__Short task__
Gather all lines containing the string "Paprika" and copy them out.

**********

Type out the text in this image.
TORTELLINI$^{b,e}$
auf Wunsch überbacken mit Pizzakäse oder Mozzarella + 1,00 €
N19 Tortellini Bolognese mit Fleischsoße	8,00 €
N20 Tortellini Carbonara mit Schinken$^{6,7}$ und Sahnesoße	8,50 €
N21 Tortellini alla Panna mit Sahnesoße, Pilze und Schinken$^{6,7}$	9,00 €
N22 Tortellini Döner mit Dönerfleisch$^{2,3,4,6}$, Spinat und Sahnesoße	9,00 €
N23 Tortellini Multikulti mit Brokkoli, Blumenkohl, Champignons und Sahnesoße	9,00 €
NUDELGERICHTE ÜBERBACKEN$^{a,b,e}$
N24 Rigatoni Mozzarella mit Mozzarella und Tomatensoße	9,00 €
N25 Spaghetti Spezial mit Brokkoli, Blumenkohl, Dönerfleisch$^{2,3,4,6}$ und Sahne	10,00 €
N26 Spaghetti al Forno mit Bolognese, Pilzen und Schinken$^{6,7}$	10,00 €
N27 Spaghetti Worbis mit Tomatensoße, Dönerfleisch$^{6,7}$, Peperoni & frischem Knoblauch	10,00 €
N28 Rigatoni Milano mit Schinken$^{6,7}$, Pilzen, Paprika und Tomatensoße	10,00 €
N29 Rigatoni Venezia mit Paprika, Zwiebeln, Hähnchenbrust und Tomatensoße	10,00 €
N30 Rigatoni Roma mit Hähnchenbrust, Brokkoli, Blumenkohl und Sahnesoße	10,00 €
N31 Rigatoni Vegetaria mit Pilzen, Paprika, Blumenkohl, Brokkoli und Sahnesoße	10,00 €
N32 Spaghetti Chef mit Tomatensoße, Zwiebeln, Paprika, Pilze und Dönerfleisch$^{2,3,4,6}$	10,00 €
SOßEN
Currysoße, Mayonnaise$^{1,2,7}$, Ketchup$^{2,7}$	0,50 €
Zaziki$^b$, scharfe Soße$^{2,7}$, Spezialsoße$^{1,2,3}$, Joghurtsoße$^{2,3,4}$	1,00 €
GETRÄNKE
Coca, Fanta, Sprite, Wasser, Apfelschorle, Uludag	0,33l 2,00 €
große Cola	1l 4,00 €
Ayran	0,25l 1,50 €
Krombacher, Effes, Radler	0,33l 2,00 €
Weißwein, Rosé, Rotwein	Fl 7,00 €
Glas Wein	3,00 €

**********

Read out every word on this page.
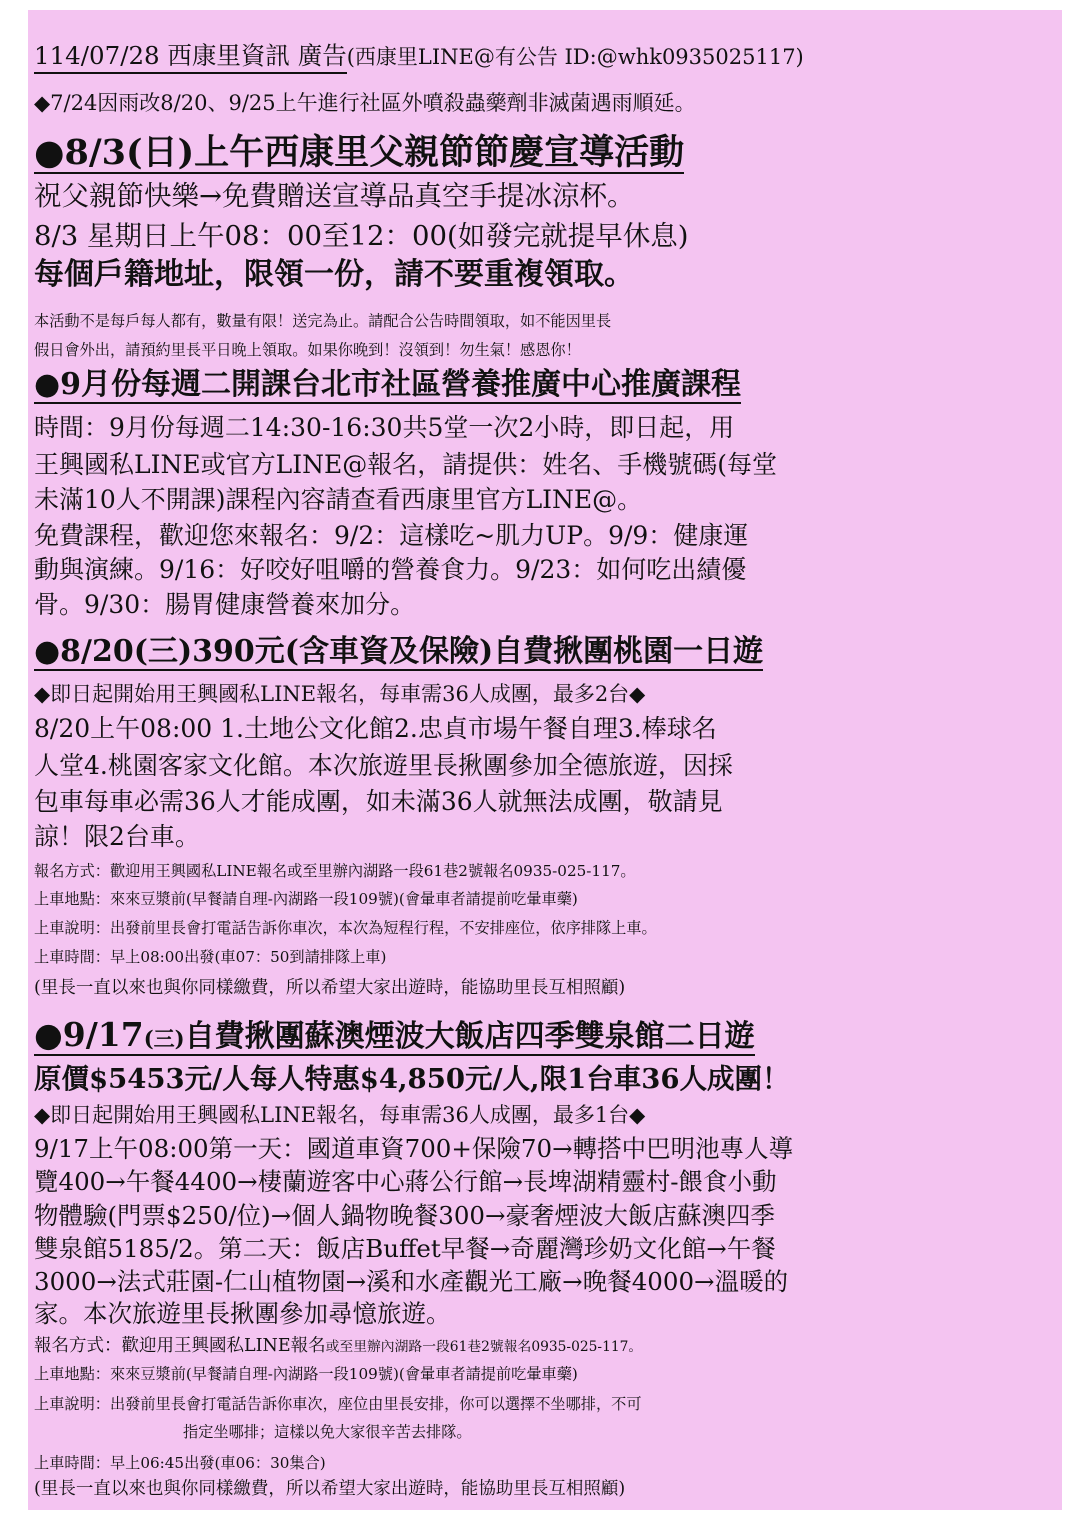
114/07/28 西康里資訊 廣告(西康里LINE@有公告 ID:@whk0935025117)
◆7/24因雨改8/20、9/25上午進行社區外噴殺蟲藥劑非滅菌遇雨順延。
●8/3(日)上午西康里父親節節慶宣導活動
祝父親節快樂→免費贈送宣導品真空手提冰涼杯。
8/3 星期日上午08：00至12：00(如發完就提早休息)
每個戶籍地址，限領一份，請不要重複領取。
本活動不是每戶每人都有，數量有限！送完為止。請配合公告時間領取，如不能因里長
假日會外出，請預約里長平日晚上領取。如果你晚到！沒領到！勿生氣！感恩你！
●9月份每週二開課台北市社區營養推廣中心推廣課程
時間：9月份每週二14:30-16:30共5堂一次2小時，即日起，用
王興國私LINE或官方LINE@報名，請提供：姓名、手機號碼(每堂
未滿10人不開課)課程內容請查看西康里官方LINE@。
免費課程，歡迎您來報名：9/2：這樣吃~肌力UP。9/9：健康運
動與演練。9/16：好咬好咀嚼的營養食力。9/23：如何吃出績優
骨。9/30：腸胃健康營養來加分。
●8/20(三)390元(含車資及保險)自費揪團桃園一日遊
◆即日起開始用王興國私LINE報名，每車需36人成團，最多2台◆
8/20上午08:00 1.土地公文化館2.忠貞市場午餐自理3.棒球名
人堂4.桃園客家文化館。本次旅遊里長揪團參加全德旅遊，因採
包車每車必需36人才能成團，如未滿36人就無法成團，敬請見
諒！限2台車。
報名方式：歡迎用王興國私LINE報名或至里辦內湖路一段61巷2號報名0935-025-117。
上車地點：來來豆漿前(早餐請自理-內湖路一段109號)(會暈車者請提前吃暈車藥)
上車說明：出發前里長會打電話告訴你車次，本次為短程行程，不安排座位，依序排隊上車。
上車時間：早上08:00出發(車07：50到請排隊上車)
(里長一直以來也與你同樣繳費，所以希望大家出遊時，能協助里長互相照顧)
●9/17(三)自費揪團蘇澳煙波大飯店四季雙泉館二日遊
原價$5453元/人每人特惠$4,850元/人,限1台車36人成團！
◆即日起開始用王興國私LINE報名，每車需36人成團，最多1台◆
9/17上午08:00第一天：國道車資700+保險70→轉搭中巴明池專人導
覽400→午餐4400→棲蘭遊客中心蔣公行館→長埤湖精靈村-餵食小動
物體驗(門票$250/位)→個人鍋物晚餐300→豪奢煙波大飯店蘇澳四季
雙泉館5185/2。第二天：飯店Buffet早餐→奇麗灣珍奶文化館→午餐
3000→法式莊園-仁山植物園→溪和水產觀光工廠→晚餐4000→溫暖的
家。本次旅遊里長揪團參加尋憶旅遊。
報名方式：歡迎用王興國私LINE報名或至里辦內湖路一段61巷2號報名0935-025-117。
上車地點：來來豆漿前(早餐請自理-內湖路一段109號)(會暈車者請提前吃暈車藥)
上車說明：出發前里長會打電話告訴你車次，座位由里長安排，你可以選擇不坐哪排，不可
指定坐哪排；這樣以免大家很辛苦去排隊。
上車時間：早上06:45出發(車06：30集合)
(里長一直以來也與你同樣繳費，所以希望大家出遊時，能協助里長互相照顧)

**********

__Full output__
N28 Rigatoni Milano mit Schinken$^{6,7}$, Pilzen, Paprika und Tomatensoße	10,00 €
N29 Rigatoni Venezia mit Paprika, Zwiebeln, Hähnchenbrust und Tomatensoße	10,00 €
N31 Rigatoni Vegetaria mit Pilzen, Paprika, Blumenkohl, Brokkoli und Sahnesoße	10,00 €
N32 Spaghetti Chef mit Tomatensoße, Zwiebeln, Paprika, Pilze und Dönerfleisch$^{2,3,4,6}$	10,00 €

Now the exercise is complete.